--- Begin ---

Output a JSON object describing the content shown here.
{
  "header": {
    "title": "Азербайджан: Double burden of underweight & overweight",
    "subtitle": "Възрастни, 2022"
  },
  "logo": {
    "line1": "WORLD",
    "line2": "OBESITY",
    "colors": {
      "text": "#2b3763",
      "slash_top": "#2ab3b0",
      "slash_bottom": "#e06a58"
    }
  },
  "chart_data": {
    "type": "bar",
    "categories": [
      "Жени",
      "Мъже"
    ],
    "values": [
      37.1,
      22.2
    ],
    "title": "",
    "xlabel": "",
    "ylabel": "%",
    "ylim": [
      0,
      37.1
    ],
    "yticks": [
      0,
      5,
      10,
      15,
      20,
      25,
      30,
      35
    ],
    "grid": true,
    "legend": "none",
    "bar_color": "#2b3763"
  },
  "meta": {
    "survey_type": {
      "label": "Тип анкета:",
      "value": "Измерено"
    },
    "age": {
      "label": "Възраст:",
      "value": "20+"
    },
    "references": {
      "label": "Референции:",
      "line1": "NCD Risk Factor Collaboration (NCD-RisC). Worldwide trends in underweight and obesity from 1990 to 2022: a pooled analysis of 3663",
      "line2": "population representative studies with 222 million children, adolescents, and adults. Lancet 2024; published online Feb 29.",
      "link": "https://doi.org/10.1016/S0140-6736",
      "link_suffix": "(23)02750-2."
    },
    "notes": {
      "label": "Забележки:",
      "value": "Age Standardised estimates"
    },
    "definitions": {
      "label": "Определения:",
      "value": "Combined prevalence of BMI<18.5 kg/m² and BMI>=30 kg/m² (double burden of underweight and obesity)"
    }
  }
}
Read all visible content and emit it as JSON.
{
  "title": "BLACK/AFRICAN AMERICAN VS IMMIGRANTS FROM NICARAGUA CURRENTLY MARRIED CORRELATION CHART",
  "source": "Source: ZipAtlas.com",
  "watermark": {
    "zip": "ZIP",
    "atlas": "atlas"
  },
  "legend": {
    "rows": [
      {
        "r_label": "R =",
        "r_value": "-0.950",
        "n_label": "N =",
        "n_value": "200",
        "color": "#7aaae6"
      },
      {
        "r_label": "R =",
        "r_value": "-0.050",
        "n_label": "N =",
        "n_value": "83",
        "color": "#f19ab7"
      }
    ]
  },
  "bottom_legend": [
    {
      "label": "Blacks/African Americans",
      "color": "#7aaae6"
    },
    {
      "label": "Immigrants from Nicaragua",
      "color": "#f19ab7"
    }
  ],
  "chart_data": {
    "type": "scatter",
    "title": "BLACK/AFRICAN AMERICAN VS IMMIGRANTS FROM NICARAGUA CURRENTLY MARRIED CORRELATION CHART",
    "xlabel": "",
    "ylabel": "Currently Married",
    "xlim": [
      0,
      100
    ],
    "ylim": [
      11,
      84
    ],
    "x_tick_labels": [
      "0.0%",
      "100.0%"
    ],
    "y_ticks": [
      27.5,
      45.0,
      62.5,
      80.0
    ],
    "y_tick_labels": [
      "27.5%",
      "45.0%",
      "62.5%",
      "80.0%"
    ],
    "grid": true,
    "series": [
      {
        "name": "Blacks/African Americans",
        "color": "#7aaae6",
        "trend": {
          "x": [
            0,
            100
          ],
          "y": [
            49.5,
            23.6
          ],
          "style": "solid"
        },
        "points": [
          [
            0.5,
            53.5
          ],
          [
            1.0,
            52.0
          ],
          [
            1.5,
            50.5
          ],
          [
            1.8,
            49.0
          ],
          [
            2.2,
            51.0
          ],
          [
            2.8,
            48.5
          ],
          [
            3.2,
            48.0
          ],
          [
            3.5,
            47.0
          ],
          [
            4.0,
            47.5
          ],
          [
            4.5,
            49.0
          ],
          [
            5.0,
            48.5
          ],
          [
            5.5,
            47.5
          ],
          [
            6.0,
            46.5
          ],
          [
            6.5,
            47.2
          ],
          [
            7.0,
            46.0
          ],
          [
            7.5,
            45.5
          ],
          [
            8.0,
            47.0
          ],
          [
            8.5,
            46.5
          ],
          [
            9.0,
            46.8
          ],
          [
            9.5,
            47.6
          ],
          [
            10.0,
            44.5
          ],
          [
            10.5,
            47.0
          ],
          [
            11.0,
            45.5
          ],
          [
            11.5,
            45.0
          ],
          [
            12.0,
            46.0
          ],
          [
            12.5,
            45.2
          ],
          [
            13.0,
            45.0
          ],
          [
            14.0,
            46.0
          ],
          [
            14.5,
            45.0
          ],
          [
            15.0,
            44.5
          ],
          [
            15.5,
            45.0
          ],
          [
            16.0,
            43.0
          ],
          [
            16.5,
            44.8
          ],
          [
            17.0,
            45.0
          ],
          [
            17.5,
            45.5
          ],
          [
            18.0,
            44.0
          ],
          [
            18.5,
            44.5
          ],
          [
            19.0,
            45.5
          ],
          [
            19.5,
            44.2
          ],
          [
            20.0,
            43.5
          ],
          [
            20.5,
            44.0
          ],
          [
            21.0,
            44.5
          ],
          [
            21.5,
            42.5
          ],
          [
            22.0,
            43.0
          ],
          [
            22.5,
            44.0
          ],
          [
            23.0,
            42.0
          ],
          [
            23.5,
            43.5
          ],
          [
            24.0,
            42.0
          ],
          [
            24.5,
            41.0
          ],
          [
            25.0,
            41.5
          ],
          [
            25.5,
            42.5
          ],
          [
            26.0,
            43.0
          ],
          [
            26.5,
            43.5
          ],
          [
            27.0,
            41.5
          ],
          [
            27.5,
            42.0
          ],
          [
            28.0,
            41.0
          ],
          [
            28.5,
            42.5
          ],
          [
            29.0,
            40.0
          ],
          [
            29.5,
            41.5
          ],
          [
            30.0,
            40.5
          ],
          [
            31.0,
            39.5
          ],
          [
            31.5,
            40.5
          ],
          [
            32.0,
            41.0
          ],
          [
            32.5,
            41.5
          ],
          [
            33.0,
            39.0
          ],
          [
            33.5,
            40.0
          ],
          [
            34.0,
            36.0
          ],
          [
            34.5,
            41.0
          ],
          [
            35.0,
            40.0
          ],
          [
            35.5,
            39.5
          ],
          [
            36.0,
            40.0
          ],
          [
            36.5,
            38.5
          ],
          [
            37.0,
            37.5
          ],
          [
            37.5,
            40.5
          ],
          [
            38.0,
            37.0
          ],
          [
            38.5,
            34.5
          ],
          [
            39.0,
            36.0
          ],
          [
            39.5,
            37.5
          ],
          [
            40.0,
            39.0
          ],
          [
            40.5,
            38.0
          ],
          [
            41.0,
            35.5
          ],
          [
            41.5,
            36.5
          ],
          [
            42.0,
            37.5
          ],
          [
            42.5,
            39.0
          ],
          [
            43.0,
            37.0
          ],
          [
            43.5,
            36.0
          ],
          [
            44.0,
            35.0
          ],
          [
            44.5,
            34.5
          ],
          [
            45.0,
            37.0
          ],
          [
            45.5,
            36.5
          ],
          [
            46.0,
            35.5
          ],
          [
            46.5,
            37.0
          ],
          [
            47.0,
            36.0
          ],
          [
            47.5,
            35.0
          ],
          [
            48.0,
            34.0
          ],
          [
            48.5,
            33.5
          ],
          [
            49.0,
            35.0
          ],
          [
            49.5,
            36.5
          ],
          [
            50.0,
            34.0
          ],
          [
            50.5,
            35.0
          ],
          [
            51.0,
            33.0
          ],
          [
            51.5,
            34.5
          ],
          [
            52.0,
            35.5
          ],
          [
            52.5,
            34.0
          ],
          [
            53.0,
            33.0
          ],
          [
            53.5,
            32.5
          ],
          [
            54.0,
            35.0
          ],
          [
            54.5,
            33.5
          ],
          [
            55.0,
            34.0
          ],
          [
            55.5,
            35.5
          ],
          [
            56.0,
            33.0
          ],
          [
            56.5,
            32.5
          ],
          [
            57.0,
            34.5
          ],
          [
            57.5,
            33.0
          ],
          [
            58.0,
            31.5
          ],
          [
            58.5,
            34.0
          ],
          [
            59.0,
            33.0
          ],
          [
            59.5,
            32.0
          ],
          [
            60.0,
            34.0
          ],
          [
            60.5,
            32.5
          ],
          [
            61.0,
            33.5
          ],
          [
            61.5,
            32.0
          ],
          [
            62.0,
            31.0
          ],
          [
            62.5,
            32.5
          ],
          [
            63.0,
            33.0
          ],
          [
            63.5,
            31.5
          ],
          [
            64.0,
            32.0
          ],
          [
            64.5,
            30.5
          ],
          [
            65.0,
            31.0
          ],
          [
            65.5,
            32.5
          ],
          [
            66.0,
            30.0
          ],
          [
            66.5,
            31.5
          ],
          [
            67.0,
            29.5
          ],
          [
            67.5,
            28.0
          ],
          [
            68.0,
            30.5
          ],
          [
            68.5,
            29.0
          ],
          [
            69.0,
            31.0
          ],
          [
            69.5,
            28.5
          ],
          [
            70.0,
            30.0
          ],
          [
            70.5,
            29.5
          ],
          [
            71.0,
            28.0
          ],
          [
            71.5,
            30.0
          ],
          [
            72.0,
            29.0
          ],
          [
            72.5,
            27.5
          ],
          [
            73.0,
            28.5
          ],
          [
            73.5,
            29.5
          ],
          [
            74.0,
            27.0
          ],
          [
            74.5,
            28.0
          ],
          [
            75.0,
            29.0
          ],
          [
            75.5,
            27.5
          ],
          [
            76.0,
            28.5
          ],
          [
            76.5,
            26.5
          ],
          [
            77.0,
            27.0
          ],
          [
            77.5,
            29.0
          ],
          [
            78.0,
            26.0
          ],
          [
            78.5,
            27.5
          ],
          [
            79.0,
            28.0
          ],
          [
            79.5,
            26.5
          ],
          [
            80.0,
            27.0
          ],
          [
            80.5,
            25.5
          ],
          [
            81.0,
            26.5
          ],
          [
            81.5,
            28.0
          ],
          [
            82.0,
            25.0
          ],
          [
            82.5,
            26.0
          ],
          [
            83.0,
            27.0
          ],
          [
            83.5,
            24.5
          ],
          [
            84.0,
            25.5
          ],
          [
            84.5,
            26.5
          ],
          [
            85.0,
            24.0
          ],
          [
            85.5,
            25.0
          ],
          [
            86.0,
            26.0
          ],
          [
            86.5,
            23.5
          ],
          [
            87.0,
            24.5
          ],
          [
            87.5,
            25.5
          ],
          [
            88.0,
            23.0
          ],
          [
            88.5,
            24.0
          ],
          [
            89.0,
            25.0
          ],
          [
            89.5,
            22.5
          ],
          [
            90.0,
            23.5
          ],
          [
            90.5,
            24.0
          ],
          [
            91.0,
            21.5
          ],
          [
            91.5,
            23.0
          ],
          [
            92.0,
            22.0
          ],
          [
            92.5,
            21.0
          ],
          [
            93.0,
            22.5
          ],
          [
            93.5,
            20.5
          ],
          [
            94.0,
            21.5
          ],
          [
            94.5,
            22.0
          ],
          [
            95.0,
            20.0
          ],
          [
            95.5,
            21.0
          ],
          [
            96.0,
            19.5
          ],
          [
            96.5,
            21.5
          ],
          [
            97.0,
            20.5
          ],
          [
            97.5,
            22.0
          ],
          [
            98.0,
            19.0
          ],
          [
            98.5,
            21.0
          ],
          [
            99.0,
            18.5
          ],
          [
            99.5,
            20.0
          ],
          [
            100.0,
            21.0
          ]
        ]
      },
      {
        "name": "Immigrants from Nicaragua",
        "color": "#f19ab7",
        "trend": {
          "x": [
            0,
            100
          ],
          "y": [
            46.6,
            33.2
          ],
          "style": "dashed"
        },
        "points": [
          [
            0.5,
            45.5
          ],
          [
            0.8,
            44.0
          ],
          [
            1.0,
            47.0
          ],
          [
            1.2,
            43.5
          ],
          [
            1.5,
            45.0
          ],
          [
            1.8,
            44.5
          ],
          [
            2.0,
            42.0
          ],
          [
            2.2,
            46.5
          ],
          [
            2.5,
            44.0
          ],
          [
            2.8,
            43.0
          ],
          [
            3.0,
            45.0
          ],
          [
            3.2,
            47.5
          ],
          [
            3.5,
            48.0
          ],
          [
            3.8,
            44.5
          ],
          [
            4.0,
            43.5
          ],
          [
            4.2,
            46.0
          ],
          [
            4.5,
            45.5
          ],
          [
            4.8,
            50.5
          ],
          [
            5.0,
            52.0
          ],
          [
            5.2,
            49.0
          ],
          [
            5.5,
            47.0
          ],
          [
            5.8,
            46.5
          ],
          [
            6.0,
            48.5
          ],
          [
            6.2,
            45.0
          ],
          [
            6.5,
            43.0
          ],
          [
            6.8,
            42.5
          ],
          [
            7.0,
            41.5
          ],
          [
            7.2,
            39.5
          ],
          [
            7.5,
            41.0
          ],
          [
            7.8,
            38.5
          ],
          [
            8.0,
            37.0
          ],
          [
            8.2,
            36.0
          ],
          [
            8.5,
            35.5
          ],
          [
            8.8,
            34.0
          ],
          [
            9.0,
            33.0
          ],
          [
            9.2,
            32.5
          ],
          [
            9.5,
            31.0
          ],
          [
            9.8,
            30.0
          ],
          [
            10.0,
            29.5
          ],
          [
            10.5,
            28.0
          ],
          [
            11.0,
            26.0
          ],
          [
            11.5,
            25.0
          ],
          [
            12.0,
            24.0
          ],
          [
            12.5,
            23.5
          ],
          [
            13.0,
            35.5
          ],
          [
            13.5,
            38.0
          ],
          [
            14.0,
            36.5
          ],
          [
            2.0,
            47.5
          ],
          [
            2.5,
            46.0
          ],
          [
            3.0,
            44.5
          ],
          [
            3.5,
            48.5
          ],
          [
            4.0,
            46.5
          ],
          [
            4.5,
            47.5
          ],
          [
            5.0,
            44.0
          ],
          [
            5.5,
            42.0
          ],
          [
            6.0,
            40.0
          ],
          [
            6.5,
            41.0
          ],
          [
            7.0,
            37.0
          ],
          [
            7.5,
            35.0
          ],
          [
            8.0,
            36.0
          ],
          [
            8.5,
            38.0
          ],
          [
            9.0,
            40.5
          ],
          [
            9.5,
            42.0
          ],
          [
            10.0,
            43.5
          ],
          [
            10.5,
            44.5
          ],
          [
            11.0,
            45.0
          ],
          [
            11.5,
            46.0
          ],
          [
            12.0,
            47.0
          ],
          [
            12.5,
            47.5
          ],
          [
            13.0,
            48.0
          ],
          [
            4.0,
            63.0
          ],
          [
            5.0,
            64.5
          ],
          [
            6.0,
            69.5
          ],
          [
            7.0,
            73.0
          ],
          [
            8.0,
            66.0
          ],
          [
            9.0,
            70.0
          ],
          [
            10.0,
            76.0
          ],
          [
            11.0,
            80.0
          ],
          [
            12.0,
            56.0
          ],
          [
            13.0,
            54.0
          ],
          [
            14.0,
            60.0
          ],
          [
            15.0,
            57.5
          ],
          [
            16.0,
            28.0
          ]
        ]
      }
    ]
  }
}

--- End ---

Which lines of the data above contain "name"? Copy each one.

        "name": "Blacks/African Americans",
        "name": "Immigrants from Nicaragua",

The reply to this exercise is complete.